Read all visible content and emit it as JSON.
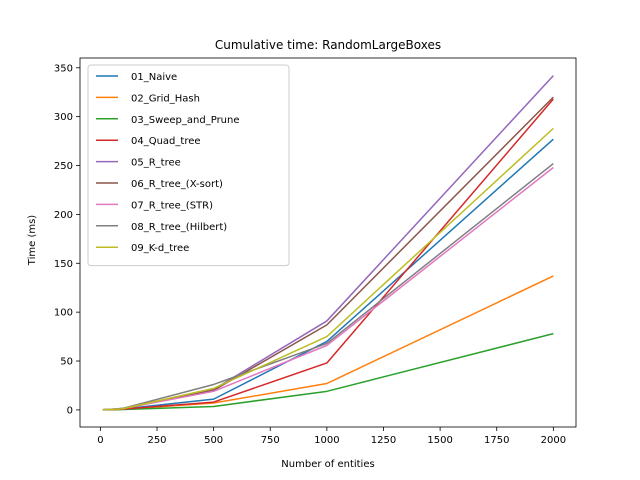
{
  "chart_data": {
    "type": "line",
    "title": "Cumulative time: RandomLargeBoxes",
    "xlabel": "Number of entities",
    "ylabel": "Time (ms)",
    "xlim": [
      -90,
      2100
    ],
    "ylim": [
      -17.5,
      360
    ],
    "xticks": [
      0,
      250,
      500,
      750,
      1000,
      1250,
      1500,
      1750,
      2000
    ],
    "yticks": [
      0,
      50,
      100,
      150,
      200,
      250,
      300,
      350
    ],
    "grid": false,
    "legend_position": "top-left",
    "x": [
      10,
      50,
      100,
      500,
      1000,
      2000
    ],
    "series": [
      {
        "name": "01_Naive",
        "color": "#1f77b4",
        "values": [
          0.1,
          0.4,
          1.0,
          11.0,
          70.0,
          277.0
        ]
      },
      {
        "name": "02_Grid_Hash",
        "color": "#ff7f0e",
        "values": [
          0.1,
          0.3,
          0.6,
          7.0,
          27.0,
          137.0
        ]
      },
      {
        "name": "03_Sweep_and_Prune",
        "color": "#2ca02c",
        "values": [
          0.05,
          0.2,
          0.4,
          3.5,
          19.0,
          78.0
        ]
      },
      {
        "name": "04_Quad_tree",
        "color": "#d62728",
        "values": [
          0.1,
          0.3,
          0.8,
          8.0,
          48.0,
          318.0
        ]
      },
      {
        "name": "05_R_tree",
        "color": "#9467bd",
        "values": [
          0.2,
          0.7,
          1.5,
          21.0,
          91.0,
          342.0
        ]
      },
      {
        "name": "06_R_tree_(X-sort)",
        "color": "#8c564b",
        "values": [
          0.2,
          0.6,
          1.4,
          20.0,
          87.0,
          320.0
        ]
      },
      {
        "name": "07_R_tree_(STR)",
        "color": "#e377c2",
        "values": [
          0.2,
          0.6,
          1.3,
          19.0,
          66.0,
          248.0
        ]
      },
      {
        "name": "08_R_tree_(Hilbert)",
        "color": "#7f7f7f",
        "values": [
          0.2,
          0.7,
          1.6,
          26.0,
          68.0,
          252.0
        ]
      },
      {
        "name": "09_K-d_tree",
        "color": "#bcbd22",
        "values": [
          0.2,
          0.5,
          1.2,
          22.0,
          75.0,
          288.0
        ]
      }
    ]
  }
}
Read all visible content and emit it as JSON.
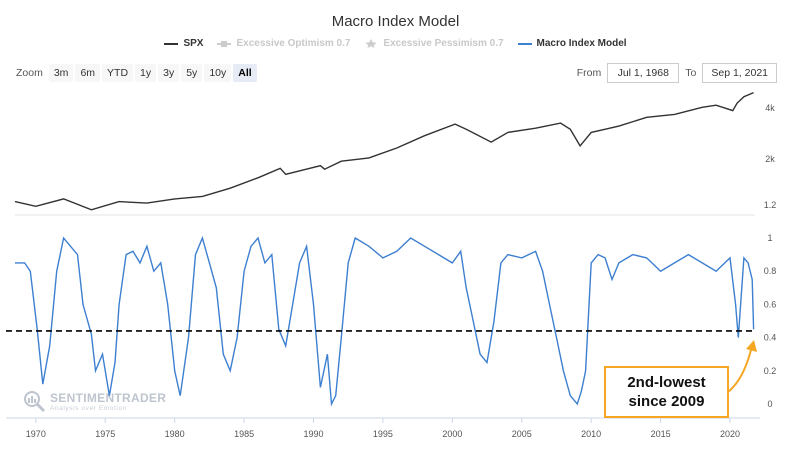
{
  "title": "Macro Index Model",
  "legend": [
    {
      "label": "SPX",
      "color": "#333333",
      "active": true,
      "icon": "line-icon"
    },
    {
      "label": "Excessive Optimism 0.7",
      "color": "#c8c8c8",
      "active": false,
      "icon": "square-marker-icon"
    },
    {
      "label": "Excessive Pessimism 0.7",
      "color": "#c8c8c8",
      "active": false,
      "icon": "star-marker-icon"
    },
    {
      "label": "Macro Index Model",
      "color": "#3d7fd0",
      "active": true,
      "icon": "line-icon"
    }
  ],
  "zoom": {
    "label": "Zoom",
    "buttons": [
      "3m",
      "6m",
      "YTD",
      "1y",
      "3y",
      "5y",
      "10y",
      "All"
    ],
    "active": "All"
  },
  "range": {
    "from_label": "From",
    "from_value": "Jul 1, 1968",
    "to_label": "To",
    "to_value": "Sep 1, 2021"
  },
  "annotation": {
    "line1": "2nd-lowest",
    "line2": "since 2009",
    "color": "#f5a623"
  },
  "watermark": {
    "main": "SENTIMENTRADER",
    "sub": "Analysis over Emotion"
  },
  "chart_data": [
    {
      "type": "line",
      "name": "SPX",
      "color": "#333333",
      "scale": "log",
      "y_ticks": [
        "1.2",
        "2k",
        "4k"
      ],
      "x": [
        1968.5,
        1970,
        1972,
        1974,
        1976,
        1978,
        1980,
        1982,
        1984,
        1986,
        1987.6,
        1988,
        1990.5,
        1990.8,
        1992,
        1994,
        1996,
        1998,
        2000.2,
        2001,
        2002.8,
        2004,
        2006,
        2007.8,
        2008.5,
        2009.2,
        2010,
        2012,
        2014,
        2016,
        2018,
        2019,
        2020.2,
        2020.5,
        2021,
        2021.7
      ],
      "y": [
        100,
        85,
        110,
        75,
        100,
        95,
        110,
        120,
        160,
        230,
        320,
        260,
        350,
        310,
        410,
        460,
        650,
        1000,
        1500,
        1250,
        800,
        1120,
        1300,
        1550,
        1250,
        700,
        1120,
        1400,
        1900,
        2100,
        2700,
        2900,
        2400,
        3100,
        3900,
        4500
      ]
    },
    {
      "type": "line",
      "name": "Macro Index Model",
      "color": "#3d7fd0",
      "ylim": [
        0,
        1
      ],
      "y_ticks": [
        "0",
        "0.2",
        "0.4",
        "0.6",
        "0.8",
        "1"
      ],
      "threshold": 0.44,
      "x": [
        1968.5,
        1969.2,
        1969.6,
        1970.1,
        1970.5,
        1971,
        1971.5,
        1972,
        1973,
        1973.4,
        1974,
        1974.3,
        1974.8,
        1975.3,
        1975.7,
        1976,
        1976.5,
        1977,
        1977.5,
        1978,
        1978.5,
        1979,
        1979.5,
        1980,
        1980.4,
        1981,
        1981.5,
        1982,
        1982.5,
        1983,
        1983.5,
        1984,
        1984.5,
        1985,
        1985.5,
        1986,
        1986.5,
        1987,
        1987.5,
        1988,
        1989,
        1989.5,
        1990,
        1990.5,
        1991,
        1991.3,
        1991.6,
        1992,
        1992.5,
        1993,
        1994,
        1995,
        1996,
        1997,
        1998,
        1999,
        2000,
        2000.6,
        2001,
        2001.5,
        2002,
        2002.5,
        2003,
        2003.5,
        2004,
        2005,
        2006,
        2006.5,
        2007,
        2007.5,
        2008,
        2008.5,
        2009,
        2009.3,
        2009.6,
        2010,
        2010.5,
        2011,
        2011.5,
        2012,
        2013,
        2014,
        2015,
        2016,
        2017,
        2018,
        2019,
        2020,
        2020.4,
        2020.6,
        2021,
        2021.3,
        2021.6,
        2021.7
      ],
      "y": [
        0.85,
        0.85,
        0.8,
        0.45,
        0.12,
        0.35,
        0.8,
        1.0,
        0.9,
        0.6,
        0.42,
        0.2,
        0.3,
        0.05,
        0.25,
        0.6,
        0.9,
        0.92,
        0.85,
        0.95,
        0.8,
        0.85,
        0.6,
        0.2,
        0.05,
        0.4,
        0.9,
        1.0,
        0.85,
        0.7,
        0.3,
        0.2,
        0.4,
        0.8,
        0.95,
        1.0,
        0.85,
        0.9,
        0.45,
        0.35,
        0.85,
        0.95,
        0.6,
        0.1,
        0.3,
        0.0,
        0.05,
        0.4,
        0.85,
        1.0,
        0.95,
        0.88,
        0.92,
        1.0,
        0.95,
        0.9,
        0.85,
        0.92,
        0.7,
        0.5,
        0.3,
        0.25,
        0.5,
        0.85,
        0.9,
        0.88,
        0.92,
        0.8,
        0.6,
        0.4,
        0.2,
        0.05,
        0.0,
        0.08,
        0.2,
        0.85,
        0.9,
        0.88,
        0.75,
        0.85,
        0.9,
        0.88,
        0.8,
        0.85,
        0.9,
        0.85,
        0.8,
        0.88,
        0.6,
        0.4,
        0.88,
        0.85,
        0.75,
        0.45
      ]
    }
  ],
  "x_axis": {
    "ticks": [
      "1970",
      "1975",
      "1980",
      "1985",
      "1990",
      "1995",
      "2000",
      "2005",
      "2010",
      "2015",
      "2020"
    ],
    "range": [
      1968.5,
      2021.8
    ]
  }
}
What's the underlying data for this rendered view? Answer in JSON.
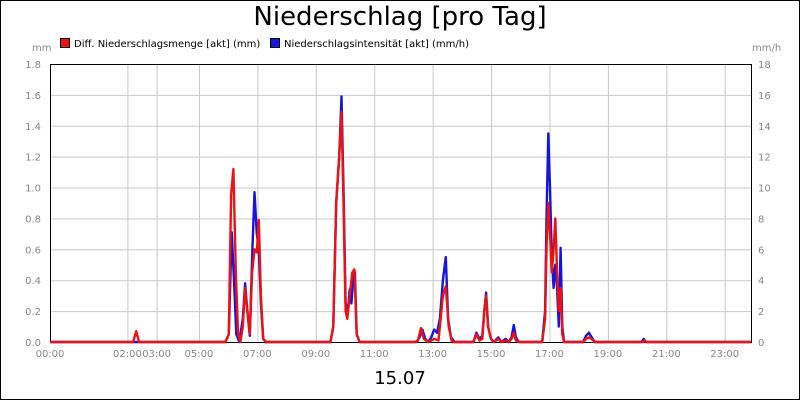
{
  "chart_data": {
    "type": "line",
    "title": "Niederschlag [pro Tag]",
    "date_label": "15.07",
    "y_left_unit": "mm",
    "y_right_unit": "mm/h",
    "ylim_left": [
      0,
      1.8
    ],
    "ylim_right": [
      0,
      18
    ],
    "y_left_ticks": [
      "0.0",
      "0.2",
      "0.4",
      "0.6",
      "0.8",
      "1.0",
      "1.2",
      "1.4",
      "1.6",
      "1.8"
    ],
    "y_right_ticks": [
      "0",
      "2",
      "4",
      "6",
      "8",
      "10",
      "12",
      "14",
      "16",
      "18"
    ],
    "xlim_hours": [
      0,
      24
    ],
    "x_ticks": [
      {
        "label": "00:00",
        "hour": 0
      },
      {
        "label": "02:00",
        "hour": 2.65
      },
      {
        "label": "03:00",
        "hour": 3.65
      },
      {
        "label": "05:00",
        "hour": 5.1
      },
      {
        "label": "07:00",
        "hour": 7.1
      },
      {
        "label": "09:00",
        "hour": 9.1
      },
      {
        "label": "11:00",
        "hour": 11.1
      },
      {
        "label": "13:00",
        "hour": 13.1
      },
      {
        "label": "15:00",
        "hour": 15.1
      },
      {
        "label": "17:00",
        "hour": 17.1
      },
      {
        "label": "19:00",
        "hour": 19.1
      },
      {
        "label": "21:00",
        "hour": 21.1
      },
      {
        "label": "23:00",
        "hour": 23.1
      }
    ],
    "grid": true,
    "legend_position": "top-left",
    "series": [
      {
        "name": "Diff. Niederschlagsmenge [akt] (mm)",
        "color": "#ee1111",
        "axis": "left",
        "points": [
          [
            0,
            0
          ],
          [
            2.85,
            0
          ],
          [
            2.95,
            0.07
          ],
          [
            3.05,
            0
          ],
          [
            6.0,
            0
          ],
          [
            6.12,
            0.05
          ],
          [
            6.2,
            0.95
          ],
          [
            6.28,
            1.12
          ],
          [
            6.36,
            0.45
          ],
          [
            6.44,
            0.05
          ],
          [
            6.52,
            0
          ],
          [
            6.6,
            0.1
          ],
          [
            6.68,
            0.35
          ],
          [
            6.76,
            0.2
          ],
          [
            6.84,
            0.05
          ],
          [
            6.92,
            0.45
          ],
          [
            7.0,
            0.6
          ],
          [
            7.08,
            0.58
          ],
          [
            7.15,
            0.79
          ],
          [
            7.22,
            0.3
          ],
          [
            7.3,
            0.02
          ],
          [
            7.4,
            0
          ],
          [
            9.6,
            0
          ],
          [
            9.7,
            0.1
          ],
          [
            9.8,
            0.9
          ],
          [
            9.9,
            1.2
          ],
          [
            9.98,
            1.49
          ],
          [
            10.05,
            0.9
          ],
          [
            10.12,
            0.2
          ],
          [
            10.18,
            0.15
          ],
          [
            10.26,
            0.3
          ],
          [
            10.35,
            0.45
          ],
          [
            10.42,
            0.47
          ],
          [
            10.5,
            0.05
          ],
          [
            10.6,
            0
          ],
          [
            12.5,
            0
          ],
          [
            12.6,
            0.01
          ],
          [
            12.7,
            0.09
          ],
          [
            12.8,
            0.02
          ],
          [
            12.95,
            0
          ],
          [
            13.15,
            0.02
          ],
          [
            13.3,
            0.01
          ],
          [
            13.45,
            0.3
          ],
          [
            13.55,
            0.36
          ],
          [
            13.65,
            0.1
          ],
          [
            13.75,
            0.01
          ],
          [
            13.85,
            0
          ],
          [
            14.5,
            0
          ],
          [
            14.6,
            0.05
          ],
          [
            14.7,
            0.01
          ],
          [
            14.8,
            0.02
          ],
          [
            14.87,
            0.2
          ],
          [
            14.93,
            0.3
          ],
          [
            15.0,
            0.1
          ],
          [
            15.1,
            0.02
          ],
          [
            15.2,
            0
          ],
          [
            15.35,
            0.02
          ],
          [
            15.45,
            0
          ],
          [
            15.6,
            0.01
          ],
          [
            15.7,
            0
          ],
          [
            15.8,
            0.02
          ],
          [
            15.88,
            0.06
          ],
          [
            15.95,
            0.01
          ],
          [
            16.05,
            0
          ],
          [
            16.85,
            0
          ],
          [
            16.95,
            0.15
          ],
          [
            17.0,
            0.6
          ],
          [
            17.06,
            0.9
          ],
          [
            17.12,
            0.7
          ],
          [
            17.18,
            0.45
          ],
          [
            17.24,
            0.6
          ],
          [
            17.3,
            0.8
          ],
          [
            17.36,
            0.45
          ],
          [
            17.42,
            0.2
          ],
          [
            17.48,
            0.35
          ],
          [
            17.54,
            0.05
          ],
          [
            17.6,
            0
          ],
          [
            18.25,
            0
          ],
          [
            18.35,
            0.02
          ],
          [
            18.45,
            0.03
          ],
          [
            18.55,
            0.02
          ],
          [
            18.65,
            0
          ],
          [
            20.3,
            0
          ],
          [
            20.36,
            0.01
          ],
          [
            20.42,
            0
          ],
          [
            24,
            0
          ]
        ]
      },
      {
        "name": "Niederschlagsintensität [akt] (mm/h)",
        "color": "#1515dd",
        "axis": "right",
        "points": [
          [
            0,
            0
          ],
          [
            6.0,
            0
          ],
          [
            6.12,
            0.5
          ],
          [
            6.22,
            7.1
          ],
          [
            6.3,
            4.0
          ],
          [
            6.38,
            0.5
          ],
          [
            6.48,
            0
          ],
          [
            6.6,
            1.5
          ],
          [
            6.68,
            3.8
          ],
          [
            6.76,
            2.0
          ],
          [
            6.84,
            0.4
          ],
          [
            6.93,
            6.0
          ],
          [
            7.0,
            9.7
          ],
          [
            7.08,
            7.0
          ],
          [
            7.15,
            6.0
          ],
          [
            7.22,
            2.5
          ],
          [
            7.3,
            0.2
          ],
          [
            7.4,
            0
          ],
          [
            9.6,
            0
          ],
          [
            9.7,
            1.0
          ],
          [
            9.8,
            9.0
          ],
          [
            9.9,
            12.0
          ],
          [
            9.98,
            15.9
          ],
          [
            10.05,
            10.0
          ],
          [
            10.12,
            2.5
          ],
          [
            10.2,
            2.0
          ],
          [
            10.26,
            3.4
          ],
          [
            10.32,
            2.5
          ],
          [
            10.38,
            4.0
          ],
          [
            10.44,
            4.5
          ],
          [
            10.5,
            0.5
          ],
          [
            10.6,
            0
          ],
          [
            12.55,
            0
          ],
          [
            12.65,
            0.3
          ],
          [
            12.75,
            0.8
          ],
          [
            12.85,
            0.2
          ],
          [
            12.95,
            0
          ],
          [
            13.05,
            0.3
          ],
          [
            13.15,
            0.8
          ],
          [
            13.25,
            0.6
          ],
          [
            13.35,
            1.5
          ],
          [
            13.45,
            4.0
          ],
          [
            13.55,
            5.5
          ],
          [
            13.63,
            1.5
          ],
          [
            13.73,
            0.3
          ],
          [
            13.85,
            0
          ],
          [
            14.5,
            0
          ],
          [
            14.6,
            0.6
          ],
          [
            14.7,
            0.2
          ],
          [
            14.8,
            0.4
          ],
          [
            14.87,
            2.0
          ],
          [
            14.93,
            3.2
          ],
          [
            15.0,
            1.0
          ],
          [
            15.1,
            0.2
          ],
          [
            15.2,
            0
          ],
          [
            15.35,
            0.3
          ],
          [
            15.45,
            0
          ],
          [
            15.6,
            0.2
          ],
          [
            15.7,
            0
          ],
          [
            15.8,
            0.3
          ],
          [
            15.88,
            1.1
          ],
          [
            15.95,
            0.3
          ],
          [
            16.05,
            0
          ],
          [
            16.85,
            0
          ],
          [
            16.95,
            2.0
          ],
          [
            17.0,
            8.0
          ],
          [
            17.06,
            13.5
          ],
          [
            17.12,
            10.0
          ],
          [
            17.18,
            5.5
          ],
          [
            17.24,
            3.5
          ],
          [
            17.3,
            5.0
          ],
          [
            17.36,
            3.5
          ],
          [
            17.42,
            1.0
          ],
          [
            17.48,
            6.1
          ],
          [
            17.54,
            1.0
          ],
          [
            17.6,
            0
          ],
          [
            18.25,
            0
          ],
          [
            18.35,
            0.4
          ],
          [
            18.45,
            0.6
          ],
          [
            18.55,
            0.3
          ],
          [
            18.65,
            0
          ],
          [
            20.25,
            0
          ],
          [
            20.33,
            0.2
          ],
          [
            20.4,
            0
          ],
          [
            24,
            0
          ]
        ]
      }
    ]
  }
}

------------------------

◆ Your task: What is the number of lines in the listing above that contain the string "marker"? Give only the number.

◆ Result for this task: 2